Rewrite the lines below, putting "enclosing boxes" in place of "bounding boxes" and leaving everything else unchanged.

[start]

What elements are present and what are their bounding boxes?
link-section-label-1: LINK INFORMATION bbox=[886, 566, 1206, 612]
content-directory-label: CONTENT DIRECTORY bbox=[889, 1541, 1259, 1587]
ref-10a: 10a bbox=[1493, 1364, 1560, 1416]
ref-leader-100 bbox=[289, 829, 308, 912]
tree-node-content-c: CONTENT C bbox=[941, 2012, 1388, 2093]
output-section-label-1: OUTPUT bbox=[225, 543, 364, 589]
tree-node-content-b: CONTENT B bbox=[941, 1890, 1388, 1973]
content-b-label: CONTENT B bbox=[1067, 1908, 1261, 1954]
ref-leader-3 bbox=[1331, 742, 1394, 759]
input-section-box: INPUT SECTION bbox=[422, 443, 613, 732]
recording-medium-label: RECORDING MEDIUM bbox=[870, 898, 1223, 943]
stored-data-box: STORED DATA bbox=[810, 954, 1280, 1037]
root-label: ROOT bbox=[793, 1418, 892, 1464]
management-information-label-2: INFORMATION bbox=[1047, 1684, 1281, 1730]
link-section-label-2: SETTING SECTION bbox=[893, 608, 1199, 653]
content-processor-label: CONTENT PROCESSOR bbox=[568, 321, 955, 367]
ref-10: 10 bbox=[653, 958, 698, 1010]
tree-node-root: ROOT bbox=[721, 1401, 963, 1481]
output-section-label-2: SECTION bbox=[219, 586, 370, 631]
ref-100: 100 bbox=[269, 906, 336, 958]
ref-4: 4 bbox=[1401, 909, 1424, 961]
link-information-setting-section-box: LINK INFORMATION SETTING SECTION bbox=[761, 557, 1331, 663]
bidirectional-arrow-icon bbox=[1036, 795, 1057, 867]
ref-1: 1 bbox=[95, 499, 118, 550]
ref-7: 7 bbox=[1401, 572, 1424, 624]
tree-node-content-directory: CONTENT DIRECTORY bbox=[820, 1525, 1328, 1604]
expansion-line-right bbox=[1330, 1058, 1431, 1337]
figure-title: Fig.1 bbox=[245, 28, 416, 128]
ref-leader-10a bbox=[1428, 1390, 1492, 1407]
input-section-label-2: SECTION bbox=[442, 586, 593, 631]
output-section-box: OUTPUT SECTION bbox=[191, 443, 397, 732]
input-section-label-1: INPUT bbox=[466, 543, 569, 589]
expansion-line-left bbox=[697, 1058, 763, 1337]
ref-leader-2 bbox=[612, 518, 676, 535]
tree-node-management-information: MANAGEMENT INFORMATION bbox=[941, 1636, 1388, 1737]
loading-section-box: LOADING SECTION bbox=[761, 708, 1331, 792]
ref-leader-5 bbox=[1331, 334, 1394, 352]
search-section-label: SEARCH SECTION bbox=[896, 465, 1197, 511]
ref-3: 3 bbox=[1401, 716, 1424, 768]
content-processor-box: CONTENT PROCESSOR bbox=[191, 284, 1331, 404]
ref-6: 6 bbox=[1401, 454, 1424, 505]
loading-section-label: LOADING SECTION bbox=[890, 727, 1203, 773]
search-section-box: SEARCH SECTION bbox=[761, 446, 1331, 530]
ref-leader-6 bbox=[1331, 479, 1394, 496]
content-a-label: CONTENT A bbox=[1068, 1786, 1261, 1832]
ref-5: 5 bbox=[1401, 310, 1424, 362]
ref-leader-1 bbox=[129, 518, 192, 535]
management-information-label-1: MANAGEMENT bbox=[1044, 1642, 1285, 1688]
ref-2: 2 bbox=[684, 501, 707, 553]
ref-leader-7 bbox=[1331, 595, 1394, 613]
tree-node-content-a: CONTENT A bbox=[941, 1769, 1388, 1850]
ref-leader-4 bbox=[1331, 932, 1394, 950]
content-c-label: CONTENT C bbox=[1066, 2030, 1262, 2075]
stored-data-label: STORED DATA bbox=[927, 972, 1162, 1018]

[end]

▶ _Response_
What elements are present and what are their enclosing boxes?
link-section-label-1: LINK INFORMATION bbox=[886, 566, 1206, 612]
content-directory-label: CONTENT DIRECTORY bbox=[889, 1541, 1259, 1587]
ref-10a: 10a bbox=[1493, 1364, 1560, 1416]
ref-leader-100 bbox=[289, 829, 308, 912]
tree-node-content-c: CONTENT C bbox=[941, 2012, 1388, 2093]
output-section-label-1: OUTPUT bbox=[225, 543, 364, 589]
tree-node-content-b: CONTENT B bbox=[941, 1890, 1388, 1973]
content-b-label: CONTENT B bbox=[1067, 1908, 1261, 1954]
ref-leader-3 bbox=[1331, 742, 1394, 759]
input-section-box: INPUT SECTION bbox=[422, 443, 613, 732]
recording-medium-label: RECORDING MEDIUM bbox=[870, 898, 1223, 943]
stored-data-box: STORED DATA bbox=[810, 954, 1280, 1037]
root-label: ROOT bbox=[793, 1418, 892, 1464]
management-information-label-2: INFORMATION bbox=[1047, 1684, 1281, 1730]
link-section-label-2: SETTING SECTION bbox=[893, 608, 1199, 653]
content-processor-label: CONTENT PROCESSOR bbox=[568, 321, 955, 367]
ref-10: 10 bbox=[653, 958, 698, 1010]
tree-node-root: ROOT bbox=[721, 1401, 963, 1481]
output-section-label-2: SECTION bbox=[219, 586, 370, 631]
ref-100: 100 bbox=[269, 906, 336, 958]
ref-4: 4 bbox=[1401, 909, 1424, 961]
link-information-setting-section-box: LINK INFORMATION SETTING SECTION bbox=[761, 557, 1331, 663]
bidirectional-arrow-icon bbox=[1036, 795, 1057, 867]
ref-1: 1 bbox=[95, 499, 118, 550]
ref-7: 7 bbox=[1401, 572, 1424, 624]
tree-node-content-directory: CONTENT DIRECTORY bbox=[820, 1525, 1328, 1604]
expansion-line-right bbox=[1330, 1058, 1431, 1337]
figure-title: Fig.1 bbox=[245, 28, 416, 128]
ref-leader-10a bbox=[1428, 1390, 1492, 1407]
input-section-label-2: SECTION bbox=[442, 586, 593, 631]
output-section-box: OUTPUT SECTION bbox=[191, 443, 397, 732]
input-section-label-1: INPUT bbox=[466, 543, 569, 589]
expansion-line-left bbox=[697, 1058, 763, 1337]
ref-leader-2 bbox=[612, 518, 676, 535]
tree-node-management-information: MANAGEMENT INFORMATION bbox=[941, 1636, 1388, 1737]
loading-section-box: LOADING SECTION bbox=[761, 708, 1331, 792]
ref-leader-5 bbox=[1331, 334, 1394, 352]
search-section-label: SEARCH SECTION bbox=[896, 465, 1197, 511]
ref-3: 3 bbox=[1401, 716, 1424, 768]
content-processor-box: CONTENT PROCESSOR bbox=[191, 284, 1331, 404]
ref-6: 6 bbox=[1401, 454, 1424, 505]
loading-section-label: LOADING SECTION bbox=[890, 727, 1203, 773]
search-section-box: SEARCH SECTION bbox=[761, 446, 1331, 530]
ref-leader-6 bbox=[1331, 479, 1394, 496]
content-a-label: CONTENT A bbox=[1068, 1786, 1261, 1832]
ref-5: 5 bbox=[1401, 310, 1424, 362]
ref-leader-1 bbox=[129, 518, 192, 535]
management-information-label-1: MANAGEMENT bbox=[1044, 1642, 1285, 1688]
ref-2: 2 bbox=[684, 501, 707, 553]
ref-leader-7 bbox=[1331, 595, 1394, 613]
tree-node-content-a: CONTENT A bbox=[941, 1769, 1388, 1850]
ref-leader-4 bbox=[1331, 932, 1394, 950]
content-c-label: CONTENT C bbox=[1066, 2030, 1262, 2075]
stored-data-label: STORED DATA bbox=[927, 972, 1162, 1018]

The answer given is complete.